■ PROBLEM DESCRIPTION:
Write the records below out in full, character for character, with no pictures.

____ PROVIDED INFORMATION

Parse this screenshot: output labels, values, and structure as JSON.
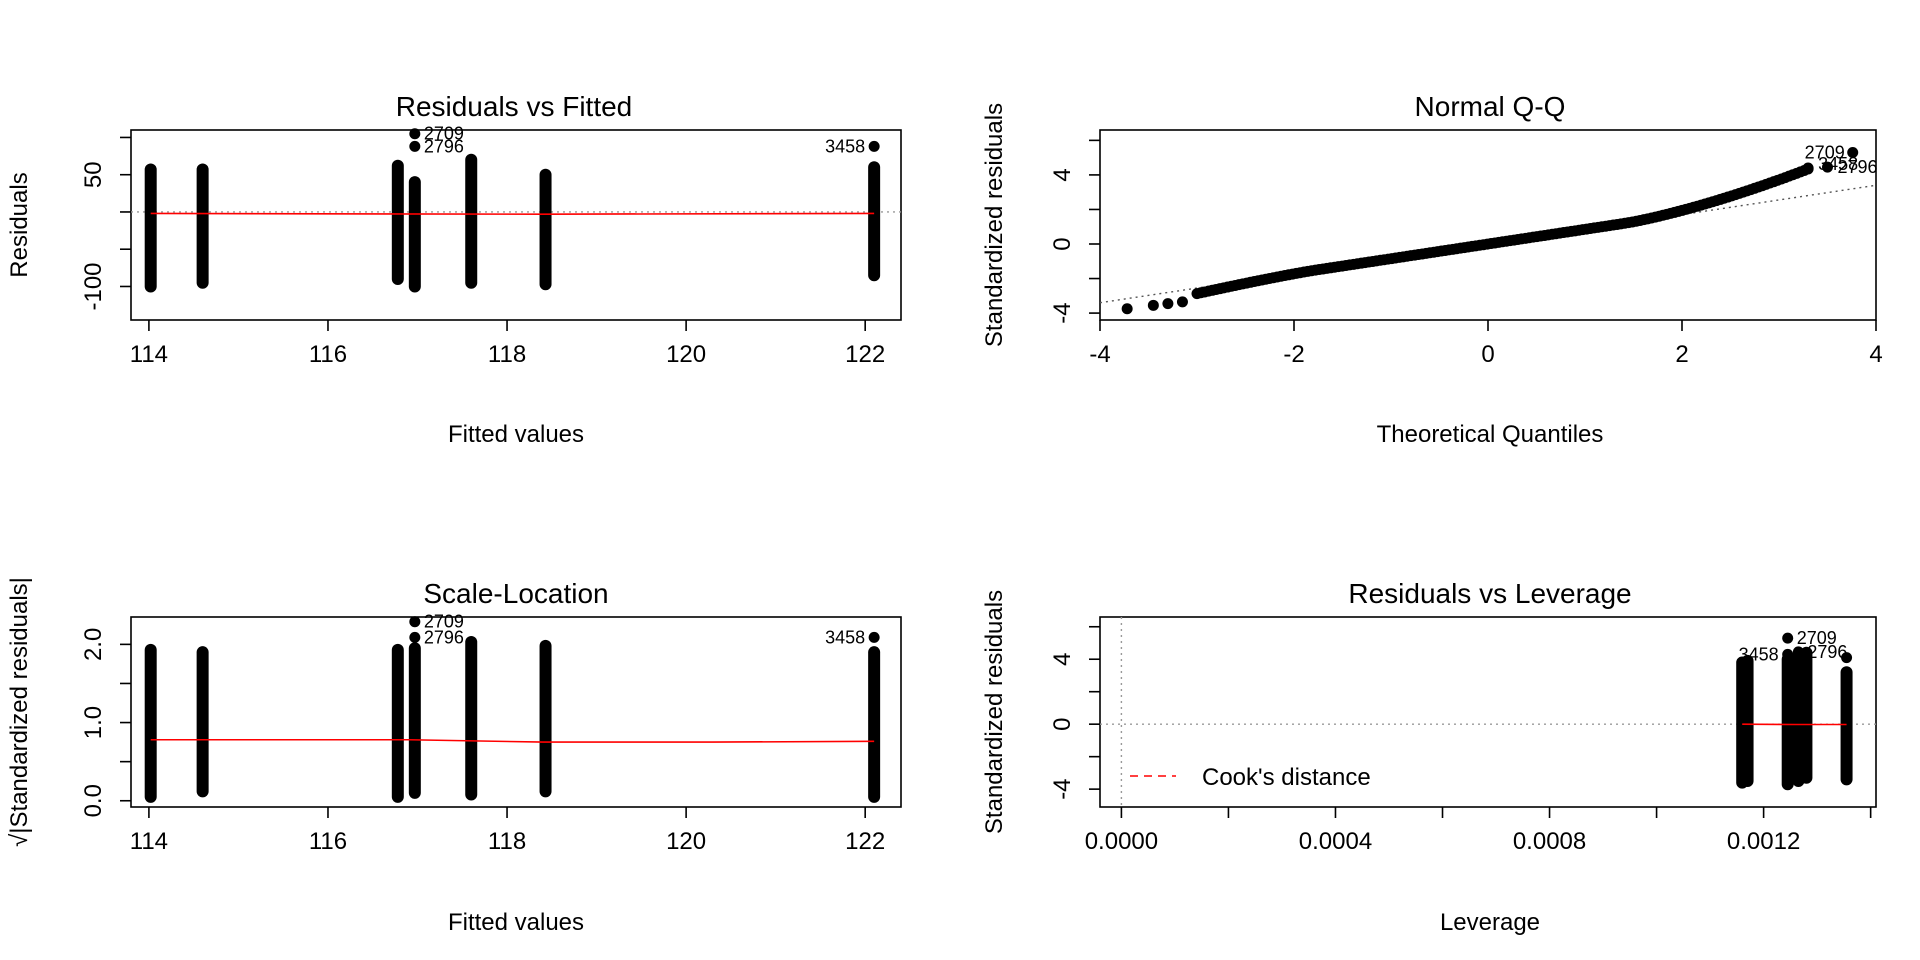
{
  "colors": {
    "points": "#000000",
    "smooth": "#ff0000",
    "reference": "#999999"
  },
  "chart_data": [
    {
      "id": "rvf",
      "type": "scatter",
      "title": "Residuals vs Fitted",
      "xlabel": "Fitted values",
      "ylabel": "Residuals",
      "xlim": [
        113.8,
        122.4
      ],
      "ylim": [
        -145,
        110
      ],
      "xticks": [
        114,
        116,
        118,
        120,
        122
      ],
      "yticks": [
        -100,
        50
      ],
      "yticks_minor": [
        -50,
        0,
        100
      ],
      "columns": [
        {
          "x": 114.02,
          "ymin": -100,
          "ymax": 57
        },
        {
          "x": 114.6,
          "ymin": -95,
          "ymax": 57
        },
        {
          "x": 116.78,
          "ymin": -90,
          "ymax": 62
        },
        {
          "x": 116.97,
          "ymin": -100,
          "ymax": 40
        },
        {
          "x": 117.6,
          "ymin": -95,
          "ymax": 70
        },
        {
          "x": 118.43,
          "ymin": -97,
          "ymax": 50
        },
        {
          "x": 122.1,
          "ymin": -85,
          "ymax": 60
        }
      ],
      "outliers": [
        {
          "x": 116.97,
          "y": 105,
          "label": "2709"
        },
        {
          "x": 116.97,
          "y": 88,
          "label": "2796"
        },
        {
          "x": 122.1,
          "y": 88,
          "label": "3458"
        }
      ],
      "reference_line": 0,
      "smooth": [
        [
          114.02,
          -2
        ],
        [
          118.4,
          -3
        ],
        [
          122.1,
          -2
        ]
      ]
    },
    {
      "id": "qq",
      "type": "scatter",
      "title": "Normal Q-Q",
      "xlabel": "Theoretical Quantiles",
      "ylabel": "Standardized residuals",
      "xlim": [
        -4,
        4
      ],
      "ylim": [
        -4.4,
        6.6
      ],
      "xticks": [
        -4,
        -2,
        0,
        2,
        4
      ],
      "yticks": [
        -4,
        0,
        4
      ],
      "yticks_minor": [
        -2,
        2,
        6
      ],
      "reference_line": {
        "slope": 0.85,
        "intercept": 0
      },
      "outliers": [
        {
          "x": 3.76,
          "y": 5.3,
          "label": "2709"
        },
        {
          "x": 3.5,
          "y": 4.45,
          "label": "2796"
        },
        {
          "x": 3.3,
          "y": 4.4,
          "label": "3458"
        }
      ]
    },
    {
      "id": "sl",
      "type": "scatter",
      "title": "Scale-Location",
      "xlabel": "Fitted values",
      "ylabel": "√|Standardized residuals|",
      "xlim": [
        113.8,
        122.4
      ],
      "ylim": [
        -0.08,
        2.35
      ],
      "xticks": [
        114,
        116,
        118,
        120,
        122
      ],
      "yticks": [
        0.0,
        1.0,
        2.0
      ],
      "yticks_minor": [
        0.5,
        1.5
      ],
      "columns": [
        {
          "x": 114.02,
          "ymin": 0.05,
          "ymax": 1.93
        },
        {
          "x": 114.6,
          "ymin": 0.12,
          "ymax": 1.9
        },
        {
          "x": 116.78,
          "ymin": 0.05,
          "ymax": 1.93
        },
        {
          "x": 116.97,
          "ymin": 0.1,
          "ymax": 1.95
        },
        {
          "x": 117.6,
          "ymin": 0.08,
          "ymax": 2.03
        },
        {
          "x": 118.43,
          "ymin": 0.12,
          "ymax": 1.98
        },
        {
          "x": 122.1,
          "ymin": 0.05,
          "ymax": 1.9
        }
      ],
      "outliers": [
        {
          "x": 116.97,
          "y": 2.29,
          "label": "2709"
        },
        {
          "x": 116.97,
          "y": 2.09,
          "label": "2796"
        },
        {
          "x": 122.1,
          "y": 2.09,
          "label": "3458"
        }
      ],
      "smooth": [
        [
          114.02,
          0.78
        ],
        [
          116.9,
          0.78
        ],
        [
          118.4,
          0.75
        ],
        [
          120.3,
          0.75
        ],
        [
          122.1,
          0.76
        ]
      ]
    },
    {
      "id": "rvl",
      "type": "scatter",
      "title": "Residuals vs Leverage",
      "xlabel": "Leverage",
      "ylabel": "Standardized residuals",
      "xlim": [
        -4e-05,
        0.00141
      ],
      "ylim": [
        -5.1,
        6.6
      ],
      "xticks": [
        0.0,
        0.0004,
        0.0008,
        0.0012
      ],
      "xtick_labels": [
        "0.0000",
        "0.0004",
        "0.0008",
        "0.0012"
      ],
      "xticks_minor": [
        0.0002,
        0.0006,
        0.001,
        0.0014
      ],
      "yticks": [
        -4,
        0,
        4
      ],
      "yticks_minor": [
        -2,
        2,
        6
      ],
      "columns": [
        {
          "x": 0.00116,
          "ymin": -3.6,
          "ymax": 3.8
        },
        {
          "x": 0.00117,
          "ymin": -3.5,
          "ymax": 3.9
        },
        {
          "x": 0.001245,
          "ymin": -3.7,
          "ymax": 4.0
        },
        {
          "x": 0.001265,
          "ymin": -3.5,
          "ymax": 4.2
        },
        {
          "x": 0.00128,
          "ymin": -3.3,
          "ymax": 4.4
        },
        {
          "x": 0.001355,
          "ymin": -3.4,
          "ymax": 3.2
        }
      ],
      "outliers": [
        {
          "x": 0.001245,
          "y": 5.3,
          "label": "2709"
        },
        {
          "x": 0.001265,
          "y": 4.45,
          "label": "2796"
        },
        {
          "x": 0.001245,
          "y": 4.3,
          "label": "3458"
        }
      ],
      "extra_points": [
        {
          "x": 0.001355,
          "y": 4.1
        }
      ],
      "smooth": [
        [
          0.00116,
          0.0
        ],
        [
          0.00126,
          -0.02
        ],
        [
          0.001355,
          -0.02
        ]
      ],
      "legend": {
        "label": "Cook's distance",
        "position": "bottom-left"
      }
    }
  ]
}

________

■ OUTPUT FOR THIS EXERCISE:
Parse this screenshot: output labels, values, and structure as JSON.
{
  "colors": {
    "points": "#000000",
    "smooth": "#ff0000",
    "reference": "#999999"
  },
  "chart_data": [
    {
      "id": "rvf",
      "type": "scatter",
      "title": "Residuals vs Fitted",
      "xlabel": "Fitted values",
      "ylabel": "Residuals",
      "xlim": [
        113.8,
        122.4
      ],
      "ylim": [
        -145,
        110
      ],
      "xticks": [
        114,
        116,
        118,
        120,
        122
      ],
      "yticks": [
        -100,
        50
      ],
      "yticks_minor": [
        -50,
        0,
        100
      ],
      "columns": [
        {
          "x": 114.02,
          "ymin": -100,
          "ymax": 57
        },
        {
          "x": 114.6,
          "ymin": -95,
          "ymax": 57
        },
        {
          "x": 116.78,
          "ymin": -90,
          "ymax": 62
        },
        {
          "x": 116.97,
          "ymin": -100,
          "ymax": 40
        },
        {
          "x": 117.6,
          "ymin": -95,
          "ymax": 70
        },
        {
          "x": 118.43,
          "ymin": -97,
          "ymax": 50
        },
        {
          "x": 122.1,
          "ymin": -85,
          "ymax": 60
        }
      ],
      "outliers": [
        {
          "x": 116.97,
          "y": 105,
          "label": "2709"
        },
        {
          "x": 116.97,
          "y": 88,
          "label": "2796"
        },
        {
          "x": 122.1,
          "y": 88,
          "label": "3458"
        }
      ],
      "reference_line": 0,
      "smooth": [
        [
          114.02,
          -2
        ],
        [
          118.4,
          -3
        ],
        [
          122.1,
          -2
        ]
      ]
    },
    {
      "id": "qq",
      "type": "scatter",
      "title": "Normal Q-Q",
      "xlabel": "Theoretical Quantiles",
      "ylabel": "Standardized residuals",
      "xlim": [
        -4,
        4
      ],
      "ylim": [
        -4.4,
        6.6
      ],
      "xticks": [
        -4,
        -2,
        0,
        2,
        4
      ],
      "yticks": [
        -4,
        0,
        4
      ],
      "yticks_minor": [
        -2,
        2,
        6
      ],
      "reference_line": {
        "slope": 0.85,
        "intercept": 0
      },
      "outliers": [
        {
          "x": 3.76,
          "y": 5.3,
          "label": "2709"
        },
        {
          "x": 3.5,
          "y": 4.45,
          "label": "2796"
        },
        {
          "x": 3.3,
          "y": 4.4,
          "label": "3458"
        }
      ]
    },
    {
      "id": "sl",
      "type": "scatter",
      "title": "Scale-Location",
      "xlabel": "Fitted values",
      "ylabel": "√|Standardized residuals|",
      "xlim": [
        113.8,
        122.4
      ],
      "ylim": [
        -0.08,
        2.35
      ],
      "xticks": [
        114,
        116,
        118,
        120,
        122
      ],
      "yticks": [
        0.0,
        1.0,
        2.0
      ],
      "yticks_minor": [
        0.5,
        1.5
      ],
      "columns": [
        {
          "x": 114.02,
          "ymin": 0.05,
          "ymax": 1.93
        },
        {
          "x": 114.6,
          "ymin": 0.12,
          "ymax": 1.9
        },
        {
          "x": 116.78,
          "ymin": 0.05,
          "ymax": 1.93
        },
        {
          "x": 116.97,
          "ymin": 0.1,
          "ymax": 1.95
        },
        {
          "x": 117.6,
          "ymin": 0.08,
          "ymax": 2.03
        },
        {
          "x": 118.43,
          "ymin": 0.12,
          "ymax": 1.98
        },
        {
          "x": 122.1,
          "ymin": 0.05,
          "ymax": 1.9
        }
      ],
      "outliers": [
        {
          "x": 116.97,
          "y": 2.29,
          "label": "2709"
        },
        {
          "x": 116.97,
          "y": 2.09,
          "label": "2796"
        },
        {
          "x": 122.1,
          "y": 2.09,
          "label": "3458"
        }
      ],
      "smooth": [
        [
          114.02,
          0.78
        ],
        [
          116.9,
          0.78
        ],
        [
          118.4,
          0.75
        ],
        [
          120.3,
          0.75
        ],
        [
          122.1,
          0.76
        ]
      ]
    },
    {
      "id": "rvl",
      "type": "scatter",
      "title": "Residuals vs Leverage",
      "xlabel": "Leverage",
      "ylabel": "Standardized residuals",
      "xlim": [
        -4e-05,
        0.00141
      ],
      "ylim": [
        -5.1,
        6.6
      ],
      "xticks": [
        0.0,
        0.0004,
        0.0008,
        0.0012
      ],
      "xtick_labels": [
        "0.0000",
        "0.0004",
        "0.0008",
        "0.0012"
      ],
      "xticks_minor": [
        0.0002,
        0.0006,
        0.001,
        0.0014
      ],
      "yticks": [
        -4,
        0,
        4
      ],
      "yticks_minor": [
        -2,
        2,
        6
      ],
      "columns": [
        {
          "x": 0.00116,
          "ymin": -3.6,
          "ymax": 3.8
        },
        {
          "x": 0.00117,
          "ymin": -3.5,
          "ymax": 3.9
        },
        {
          "x": 0.001245,
          "ymin": -3.7,
          "ymax": 4.0
        },
        {
          "x": 0.001265,
          "ymin": -3.5,
          "ymax": 4.2
        },
        {
          "x": 0.00128,
          "ymin": -3.3,
          "ymax": 4.4
        },
        {
          "x": 0.001355,
          "ymin": -3.4,
          "ymax": 3.2
        }
      ],
      "outliers": [
        {
          "x": 0.001245,
          "y": 5.3,
          "label": "2709"
        },
        {
          "x": 0.001265,
          "y": 4.45,
          "label": "2796"
        },
        {
          "x": 0.001245,
          "y": 4.3,
          "label": "3458"
        }
      ],
      "extra_points": [
        {
          "x": 0.001355,
          "y": 4.1
        }
      ],
      "smooth": [
        [
          0.00116,
          0.0
        ],
        [
          0.00126,
          -0.02
        ],
        [
          0.001355,
          -0.02
        ]
      ],
      "legend": {
        "label": "Cook's distance",
        "position": "bottom-left"
      }
    }
  ]
}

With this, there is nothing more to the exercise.